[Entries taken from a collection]
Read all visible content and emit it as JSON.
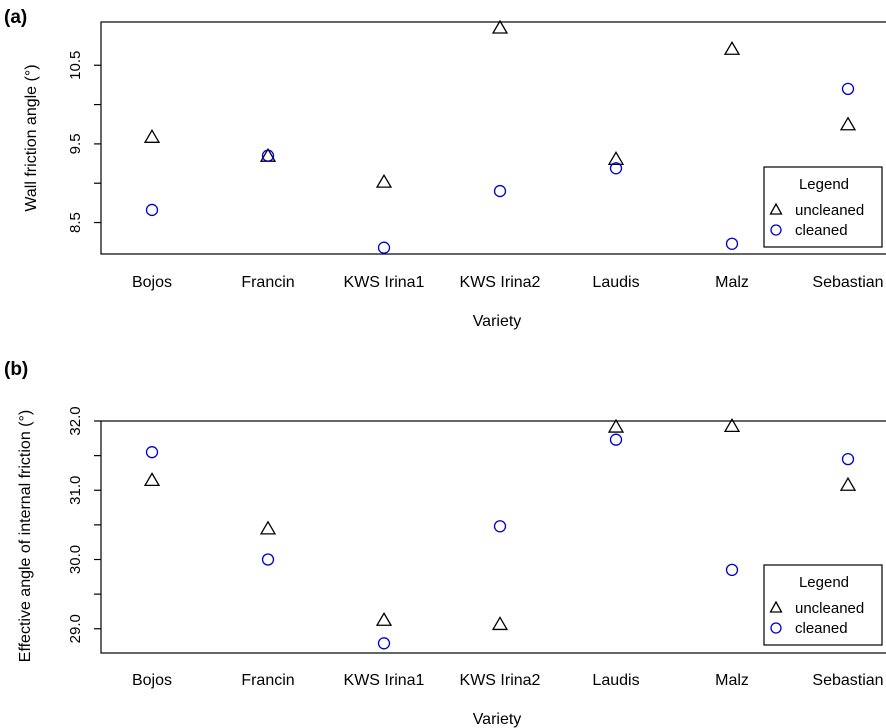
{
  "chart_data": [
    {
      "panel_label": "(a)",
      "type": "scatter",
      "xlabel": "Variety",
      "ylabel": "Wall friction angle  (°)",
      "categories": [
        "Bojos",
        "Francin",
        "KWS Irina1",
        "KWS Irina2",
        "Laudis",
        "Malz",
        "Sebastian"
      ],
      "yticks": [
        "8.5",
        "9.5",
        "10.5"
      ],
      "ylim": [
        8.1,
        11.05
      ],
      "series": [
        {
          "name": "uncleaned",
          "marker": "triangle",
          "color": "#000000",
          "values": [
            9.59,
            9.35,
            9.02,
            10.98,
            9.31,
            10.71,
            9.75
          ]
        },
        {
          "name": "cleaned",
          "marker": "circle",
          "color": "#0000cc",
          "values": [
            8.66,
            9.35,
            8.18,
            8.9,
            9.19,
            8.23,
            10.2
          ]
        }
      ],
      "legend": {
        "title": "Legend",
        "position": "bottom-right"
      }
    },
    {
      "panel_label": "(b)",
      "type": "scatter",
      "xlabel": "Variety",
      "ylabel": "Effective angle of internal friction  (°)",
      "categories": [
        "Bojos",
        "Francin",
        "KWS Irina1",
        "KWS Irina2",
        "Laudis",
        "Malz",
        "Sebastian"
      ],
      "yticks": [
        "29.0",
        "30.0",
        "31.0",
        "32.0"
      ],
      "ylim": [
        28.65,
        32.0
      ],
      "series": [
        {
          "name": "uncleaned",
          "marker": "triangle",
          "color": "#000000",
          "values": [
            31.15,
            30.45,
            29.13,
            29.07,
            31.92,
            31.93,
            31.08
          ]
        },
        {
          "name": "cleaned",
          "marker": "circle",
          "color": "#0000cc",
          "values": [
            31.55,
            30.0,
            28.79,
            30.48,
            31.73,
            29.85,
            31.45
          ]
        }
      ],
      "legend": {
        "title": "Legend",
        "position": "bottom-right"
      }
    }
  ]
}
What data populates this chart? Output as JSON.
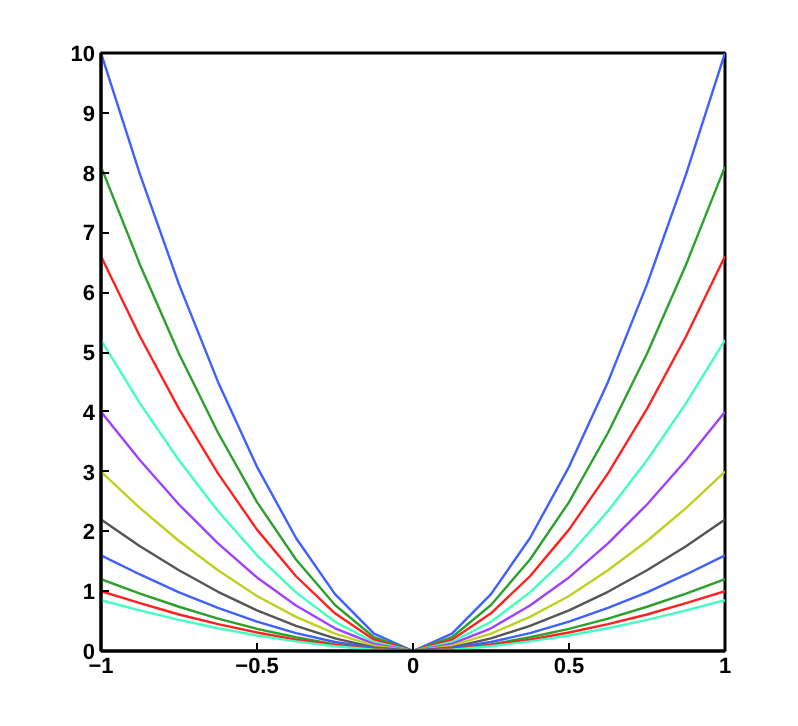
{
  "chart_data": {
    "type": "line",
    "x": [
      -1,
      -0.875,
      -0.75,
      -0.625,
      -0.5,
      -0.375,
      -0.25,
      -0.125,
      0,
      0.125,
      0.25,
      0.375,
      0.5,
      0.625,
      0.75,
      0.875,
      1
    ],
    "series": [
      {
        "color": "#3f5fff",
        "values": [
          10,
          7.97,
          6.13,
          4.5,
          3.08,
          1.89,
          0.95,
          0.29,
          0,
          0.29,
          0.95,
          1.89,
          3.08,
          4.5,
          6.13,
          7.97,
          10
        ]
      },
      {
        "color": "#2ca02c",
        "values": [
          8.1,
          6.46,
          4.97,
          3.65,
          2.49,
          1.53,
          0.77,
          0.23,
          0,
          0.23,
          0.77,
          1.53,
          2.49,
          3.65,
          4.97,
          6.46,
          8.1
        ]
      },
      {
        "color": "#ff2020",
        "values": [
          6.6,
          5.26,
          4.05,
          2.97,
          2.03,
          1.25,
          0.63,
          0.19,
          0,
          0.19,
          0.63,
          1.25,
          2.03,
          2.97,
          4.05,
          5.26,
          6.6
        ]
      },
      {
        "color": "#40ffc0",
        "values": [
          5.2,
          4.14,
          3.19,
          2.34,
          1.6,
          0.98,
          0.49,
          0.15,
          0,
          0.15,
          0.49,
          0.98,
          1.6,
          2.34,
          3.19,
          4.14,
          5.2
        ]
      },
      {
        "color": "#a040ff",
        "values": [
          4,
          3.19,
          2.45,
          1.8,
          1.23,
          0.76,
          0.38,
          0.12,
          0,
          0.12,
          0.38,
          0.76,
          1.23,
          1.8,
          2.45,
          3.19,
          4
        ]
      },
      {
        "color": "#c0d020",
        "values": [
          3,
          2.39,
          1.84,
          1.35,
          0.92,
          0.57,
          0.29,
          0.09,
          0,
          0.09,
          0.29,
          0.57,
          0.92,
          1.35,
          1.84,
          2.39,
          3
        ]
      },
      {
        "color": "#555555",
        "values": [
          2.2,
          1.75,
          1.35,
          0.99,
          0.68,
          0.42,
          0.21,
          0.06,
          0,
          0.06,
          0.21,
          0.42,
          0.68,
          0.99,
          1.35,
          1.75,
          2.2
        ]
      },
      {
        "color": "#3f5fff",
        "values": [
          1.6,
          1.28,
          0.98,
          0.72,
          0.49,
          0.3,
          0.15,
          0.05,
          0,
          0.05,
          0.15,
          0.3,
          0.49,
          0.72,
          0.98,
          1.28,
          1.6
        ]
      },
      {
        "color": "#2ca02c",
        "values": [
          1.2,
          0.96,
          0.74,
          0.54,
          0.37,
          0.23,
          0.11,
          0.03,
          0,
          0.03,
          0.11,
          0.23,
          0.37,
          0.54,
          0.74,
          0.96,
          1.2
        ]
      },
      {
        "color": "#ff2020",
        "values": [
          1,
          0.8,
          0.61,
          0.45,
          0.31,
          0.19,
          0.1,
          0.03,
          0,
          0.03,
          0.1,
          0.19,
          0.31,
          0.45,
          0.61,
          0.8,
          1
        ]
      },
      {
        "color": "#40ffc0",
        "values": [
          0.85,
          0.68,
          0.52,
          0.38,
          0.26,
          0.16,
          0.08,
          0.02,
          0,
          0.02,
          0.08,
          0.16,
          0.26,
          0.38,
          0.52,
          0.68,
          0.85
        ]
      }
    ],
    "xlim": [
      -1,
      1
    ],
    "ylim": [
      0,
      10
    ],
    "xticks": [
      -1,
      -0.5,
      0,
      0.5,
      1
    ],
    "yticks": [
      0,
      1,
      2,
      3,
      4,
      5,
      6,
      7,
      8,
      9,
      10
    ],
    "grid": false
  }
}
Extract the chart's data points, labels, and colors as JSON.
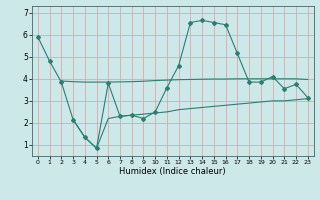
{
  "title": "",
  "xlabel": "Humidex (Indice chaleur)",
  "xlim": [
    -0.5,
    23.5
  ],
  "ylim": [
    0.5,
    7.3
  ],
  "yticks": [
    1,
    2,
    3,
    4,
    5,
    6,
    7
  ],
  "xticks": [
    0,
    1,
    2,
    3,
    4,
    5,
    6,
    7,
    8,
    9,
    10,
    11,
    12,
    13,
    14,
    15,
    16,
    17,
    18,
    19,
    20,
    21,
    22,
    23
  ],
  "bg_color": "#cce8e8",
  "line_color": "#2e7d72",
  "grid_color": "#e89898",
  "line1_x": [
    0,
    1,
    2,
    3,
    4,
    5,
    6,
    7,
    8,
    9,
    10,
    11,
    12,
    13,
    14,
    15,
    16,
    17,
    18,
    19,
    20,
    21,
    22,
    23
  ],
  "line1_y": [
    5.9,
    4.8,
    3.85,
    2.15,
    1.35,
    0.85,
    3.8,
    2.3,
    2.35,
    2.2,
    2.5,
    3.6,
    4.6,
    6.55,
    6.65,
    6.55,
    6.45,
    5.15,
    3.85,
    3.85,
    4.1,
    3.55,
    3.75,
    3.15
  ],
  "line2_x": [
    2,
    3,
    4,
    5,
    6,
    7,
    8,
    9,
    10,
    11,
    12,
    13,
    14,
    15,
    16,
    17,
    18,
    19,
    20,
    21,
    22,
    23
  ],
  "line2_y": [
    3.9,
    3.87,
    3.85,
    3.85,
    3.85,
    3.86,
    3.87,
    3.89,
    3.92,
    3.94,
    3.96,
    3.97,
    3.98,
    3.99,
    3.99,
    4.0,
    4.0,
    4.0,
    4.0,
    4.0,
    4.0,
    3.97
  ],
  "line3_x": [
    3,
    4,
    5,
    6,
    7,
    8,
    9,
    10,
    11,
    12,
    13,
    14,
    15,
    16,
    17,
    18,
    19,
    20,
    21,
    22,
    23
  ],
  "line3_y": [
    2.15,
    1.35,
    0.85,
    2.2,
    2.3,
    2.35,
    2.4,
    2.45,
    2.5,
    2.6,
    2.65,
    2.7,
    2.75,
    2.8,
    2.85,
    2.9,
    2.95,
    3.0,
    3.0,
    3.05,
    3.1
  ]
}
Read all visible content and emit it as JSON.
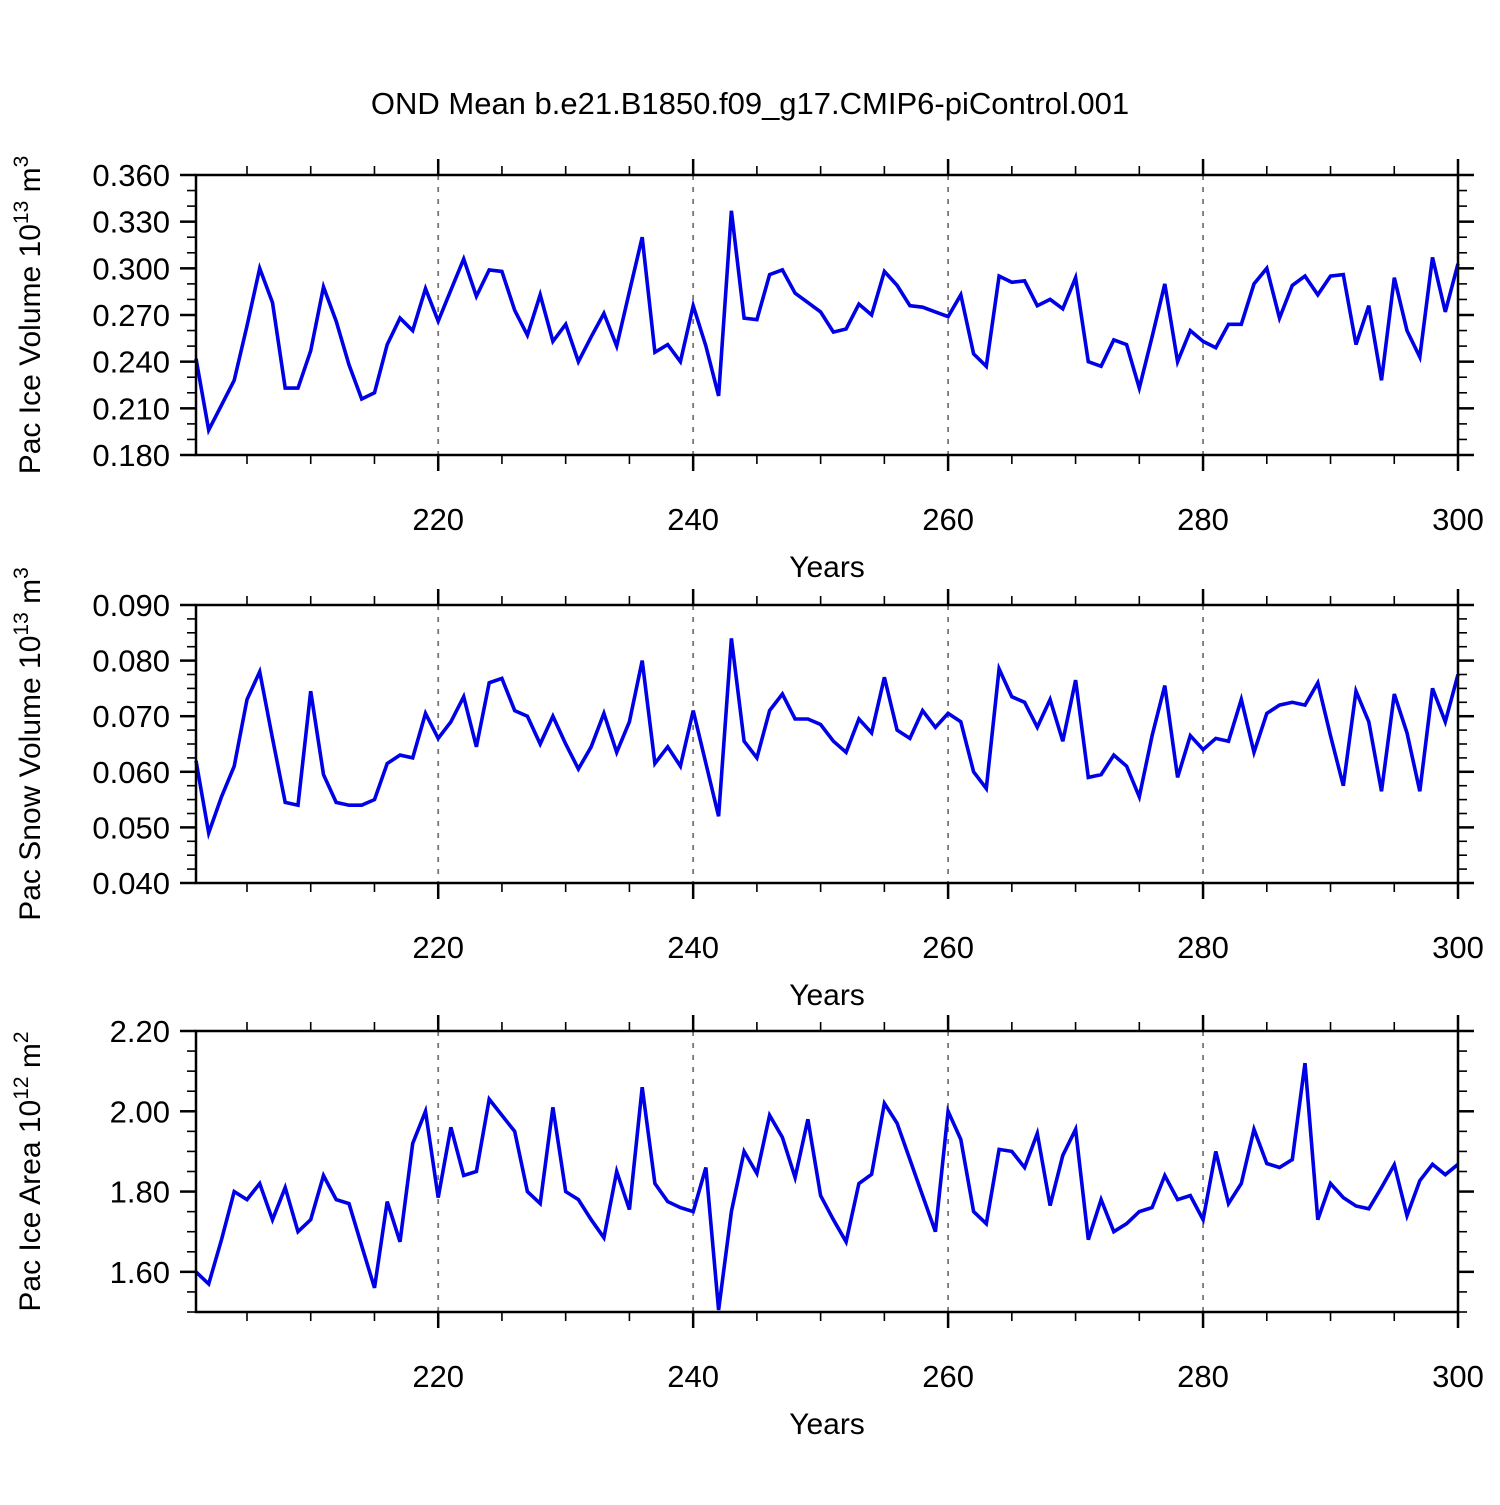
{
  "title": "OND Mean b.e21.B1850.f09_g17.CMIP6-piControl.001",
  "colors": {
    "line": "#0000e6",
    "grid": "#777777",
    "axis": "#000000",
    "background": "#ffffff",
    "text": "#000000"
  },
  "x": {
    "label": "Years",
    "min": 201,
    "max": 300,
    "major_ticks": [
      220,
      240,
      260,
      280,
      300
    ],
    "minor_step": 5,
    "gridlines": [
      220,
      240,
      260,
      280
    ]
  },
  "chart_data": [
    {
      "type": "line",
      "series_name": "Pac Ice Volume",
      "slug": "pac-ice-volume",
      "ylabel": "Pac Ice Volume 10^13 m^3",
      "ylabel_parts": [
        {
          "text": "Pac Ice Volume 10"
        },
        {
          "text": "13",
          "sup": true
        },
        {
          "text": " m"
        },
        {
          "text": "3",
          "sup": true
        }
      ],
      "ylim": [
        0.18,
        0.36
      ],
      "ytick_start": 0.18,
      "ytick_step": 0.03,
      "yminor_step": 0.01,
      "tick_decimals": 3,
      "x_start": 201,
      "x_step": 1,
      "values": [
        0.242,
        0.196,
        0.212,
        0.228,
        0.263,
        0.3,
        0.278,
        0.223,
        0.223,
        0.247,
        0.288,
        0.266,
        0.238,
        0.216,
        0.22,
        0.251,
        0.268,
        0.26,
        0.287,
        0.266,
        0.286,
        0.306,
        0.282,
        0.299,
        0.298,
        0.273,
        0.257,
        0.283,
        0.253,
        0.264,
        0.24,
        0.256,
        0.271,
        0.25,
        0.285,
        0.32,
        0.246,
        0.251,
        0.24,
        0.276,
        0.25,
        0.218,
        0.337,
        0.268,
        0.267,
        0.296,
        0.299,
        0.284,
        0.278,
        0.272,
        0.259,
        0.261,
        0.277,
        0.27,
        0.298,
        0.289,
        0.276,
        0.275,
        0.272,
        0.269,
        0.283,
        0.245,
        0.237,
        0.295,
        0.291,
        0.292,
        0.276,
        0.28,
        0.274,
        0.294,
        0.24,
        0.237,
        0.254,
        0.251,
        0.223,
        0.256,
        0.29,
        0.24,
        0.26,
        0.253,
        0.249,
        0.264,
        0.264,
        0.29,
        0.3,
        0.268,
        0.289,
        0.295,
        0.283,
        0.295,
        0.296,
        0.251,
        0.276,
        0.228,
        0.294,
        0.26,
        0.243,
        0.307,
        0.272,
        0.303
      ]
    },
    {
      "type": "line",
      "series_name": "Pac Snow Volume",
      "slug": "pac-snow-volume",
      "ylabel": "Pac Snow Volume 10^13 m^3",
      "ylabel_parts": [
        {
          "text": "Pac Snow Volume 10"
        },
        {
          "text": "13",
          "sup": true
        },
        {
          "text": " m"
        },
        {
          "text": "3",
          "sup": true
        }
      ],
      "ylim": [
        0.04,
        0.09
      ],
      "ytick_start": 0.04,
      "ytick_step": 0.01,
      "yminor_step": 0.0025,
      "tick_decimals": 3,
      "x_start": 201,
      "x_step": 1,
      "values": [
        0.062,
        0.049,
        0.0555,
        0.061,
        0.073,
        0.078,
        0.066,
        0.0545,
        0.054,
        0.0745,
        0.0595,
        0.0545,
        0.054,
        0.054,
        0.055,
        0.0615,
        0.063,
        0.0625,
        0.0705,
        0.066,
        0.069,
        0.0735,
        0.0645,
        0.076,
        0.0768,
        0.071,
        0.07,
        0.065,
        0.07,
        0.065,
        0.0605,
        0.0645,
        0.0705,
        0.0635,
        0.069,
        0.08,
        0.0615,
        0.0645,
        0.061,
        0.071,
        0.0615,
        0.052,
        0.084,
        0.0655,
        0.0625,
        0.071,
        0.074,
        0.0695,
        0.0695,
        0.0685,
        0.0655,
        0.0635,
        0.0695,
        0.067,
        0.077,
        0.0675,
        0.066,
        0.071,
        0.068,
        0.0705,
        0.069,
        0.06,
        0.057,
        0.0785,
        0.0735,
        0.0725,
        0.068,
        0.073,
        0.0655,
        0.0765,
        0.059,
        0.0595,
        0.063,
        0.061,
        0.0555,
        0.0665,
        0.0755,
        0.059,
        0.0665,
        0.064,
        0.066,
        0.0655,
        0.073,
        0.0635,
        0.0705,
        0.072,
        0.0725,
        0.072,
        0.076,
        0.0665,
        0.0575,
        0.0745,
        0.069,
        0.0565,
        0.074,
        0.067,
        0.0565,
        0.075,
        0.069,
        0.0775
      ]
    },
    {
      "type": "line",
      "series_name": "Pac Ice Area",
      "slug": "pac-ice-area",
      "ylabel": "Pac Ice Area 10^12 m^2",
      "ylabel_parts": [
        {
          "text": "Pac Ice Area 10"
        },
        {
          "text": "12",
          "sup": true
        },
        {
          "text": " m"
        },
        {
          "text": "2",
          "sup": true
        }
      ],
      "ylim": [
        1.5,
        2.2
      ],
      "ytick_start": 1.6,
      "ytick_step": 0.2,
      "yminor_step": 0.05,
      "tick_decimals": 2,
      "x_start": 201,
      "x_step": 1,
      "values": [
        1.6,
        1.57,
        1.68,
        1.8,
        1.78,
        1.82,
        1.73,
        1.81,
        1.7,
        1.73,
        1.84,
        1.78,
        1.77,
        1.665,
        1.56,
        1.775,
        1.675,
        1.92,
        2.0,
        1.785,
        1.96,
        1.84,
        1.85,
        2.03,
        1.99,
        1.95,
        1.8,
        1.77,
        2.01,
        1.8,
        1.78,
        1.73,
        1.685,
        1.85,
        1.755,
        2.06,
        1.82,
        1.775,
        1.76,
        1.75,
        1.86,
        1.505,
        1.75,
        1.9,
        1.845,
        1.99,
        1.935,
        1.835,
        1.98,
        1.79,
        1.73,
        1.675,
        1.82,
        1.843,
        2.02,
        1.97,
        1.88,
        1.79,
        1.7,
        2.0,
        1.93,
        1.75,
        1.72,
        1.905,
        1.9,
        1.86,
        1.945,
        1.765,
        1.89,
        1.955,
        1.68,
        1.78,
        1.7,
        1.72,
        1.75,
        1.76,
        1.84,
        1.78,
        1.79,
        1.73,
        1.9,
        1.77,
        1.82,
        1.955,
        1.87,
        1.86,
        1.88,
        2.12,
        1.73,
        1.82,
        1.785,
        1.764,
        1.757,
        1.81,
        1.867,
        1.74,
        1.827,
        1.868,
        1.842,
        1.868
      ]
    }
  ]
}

YOUR INSTRUCTIONS. Indicate how many lines of the material contain the string "title", giving the number and nothing more.

TASK OUTPUT. 4